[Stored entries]
※

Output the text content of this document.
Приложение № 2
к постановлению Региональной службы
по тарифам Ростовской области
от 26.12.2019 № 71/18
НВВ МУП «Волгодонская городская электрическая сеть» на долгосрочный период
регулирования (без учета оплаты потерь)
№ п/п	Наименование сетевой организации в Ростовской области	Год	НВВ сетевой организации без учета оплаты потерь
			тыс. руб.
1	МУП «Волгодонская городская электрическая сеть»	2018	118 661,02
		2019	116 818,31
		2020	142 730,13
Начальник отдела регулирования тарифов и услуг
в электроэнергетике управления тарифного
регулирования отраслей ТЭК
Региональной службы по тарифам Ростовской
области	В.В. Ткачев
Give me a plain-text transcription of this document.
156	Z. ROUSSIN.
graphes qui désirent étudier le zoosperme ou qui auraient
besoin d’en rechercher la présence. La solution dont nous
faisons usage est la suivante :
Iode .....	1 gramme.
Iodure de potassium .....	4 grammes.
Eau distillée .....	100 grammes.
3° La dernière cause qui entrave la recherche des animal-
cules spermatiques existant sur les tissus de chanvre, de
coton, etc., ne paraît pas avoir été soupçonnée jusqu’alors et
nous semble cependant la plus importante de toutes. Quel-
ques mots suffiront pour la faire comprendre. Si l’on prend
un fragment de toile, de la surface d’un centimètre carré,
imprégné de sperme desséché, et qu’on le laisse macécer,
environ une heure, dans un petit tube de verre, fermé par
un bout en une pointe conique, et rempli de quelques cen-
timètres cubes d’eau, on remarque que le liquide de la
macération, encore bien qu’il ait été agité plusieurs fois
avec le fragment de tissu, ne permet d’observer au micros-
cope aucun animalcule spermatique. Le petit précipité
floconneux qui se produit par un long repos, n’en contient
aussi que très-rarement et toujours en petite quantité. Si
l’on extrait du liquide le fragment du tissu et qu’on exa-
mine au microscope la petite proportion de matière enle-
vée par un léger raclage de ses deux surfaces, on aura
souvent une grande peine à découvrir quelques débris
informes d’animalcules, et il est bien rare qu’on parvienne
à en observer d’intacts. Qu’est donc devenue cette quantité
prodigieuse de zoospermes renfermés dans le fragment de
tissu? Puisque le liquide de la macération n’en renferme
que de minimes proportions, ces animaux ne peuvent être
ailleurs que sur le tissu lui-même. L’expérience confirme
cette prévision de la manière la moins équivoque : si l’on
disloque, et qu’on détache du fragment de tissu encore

※

Go through the records and show every line with the string "quelques" in it.

EXPECTED ANSWER >>
un bout en une pointe conique, et rempli de quelques cen-
souvent une grande peine à découvrir quelques débris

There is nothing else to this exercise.